- Rows from a dataset:
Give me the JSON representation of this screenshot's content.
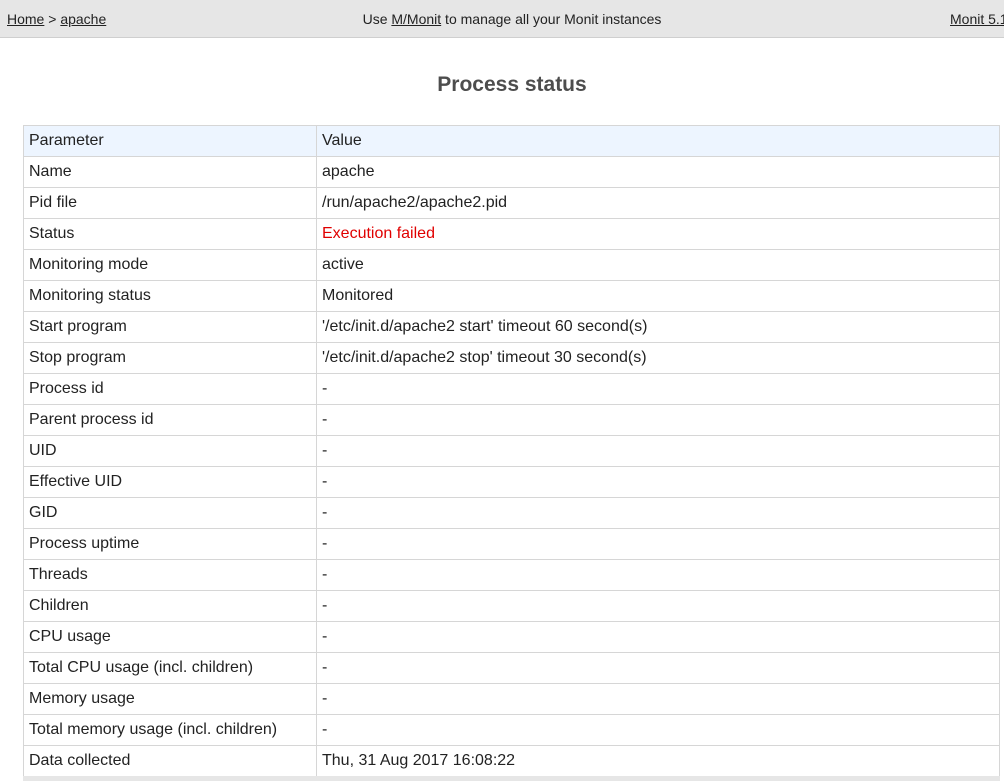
{
  "header": {
    "breadcrumb_home": "Home",
    "breadcrumb_separator": " > ",
    "breadcrumb_current": "apache",
    "message_prefix": "Use ",
    "message_link": "M/Monit",
    "message_suffix": " to manage all your Monit instances",
    "version": "Monit 5.1"
  },
  "page_title": "Process status",
  "table": {
    "col_parameter": "Parameter",
    "col_value": "Value",
    "rows": [
      {
        "param": "Name",
        "value": "apache"
      },
      {
        "param": "Pid file",
        "value": "/run/apache2/apache2.pid"
      },
      {
        "param": "Status",
        "value": "Execution failed"
      },
      {
        "param": "Monitoring mode",
        "value": "active"
      },
      {
        "param": "Monitoring status",
        "value": "Monitored"
      },
      {
        "param": "Start program",
        "value": "'/etc/init.d/apache2 start' timeout 60 second(s)"
      },
      {
        "param": "Stop program",
        "value": "'/etc/init.d/apache2 stop' timeout 30 second(s)"
      },
      {
        "param": "Process id",
        "value": "-"
      },
      {
        "param": "Parent process id",
        "value": "-"
      },
      {
        "param": "UID",
        "value": "-"
      },
      {
        "param": "Effective UID",
        "value": "-"
      },
      {
        "param": "GID",
        "value": "-"
      },
      {
        "param": "Process uptime",
        "value": "-"
      },
      {
        "param": "Threads",
        "value": "-"
      },
      {
        "param": "Children",
        "value": "-"
      },
      {
        "param": "CPU usage",
        "value": "-"
      },
      {
        "param": "Total CPU usage (incl. children)",
        "value": "-"
      },
      {
        "param": "Memory usage",
        "value": "-"
      },
      {
        "param": "Total memory usage (incl. children)",
        "value": "-"
      },
      {
        "param": "Data collected",
        "value": "Thu, 31 Aug 2017 16:08:22"
      }
    ]
  },
  "colors": {
    "status_failed": "#e00000",
    "header_bg": "#e6e6e6",
    "table_head_bg": "#edf5ff"
  }
}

- What to work on: Provide only the number of lines in the records containing the string "second".

- In response: 2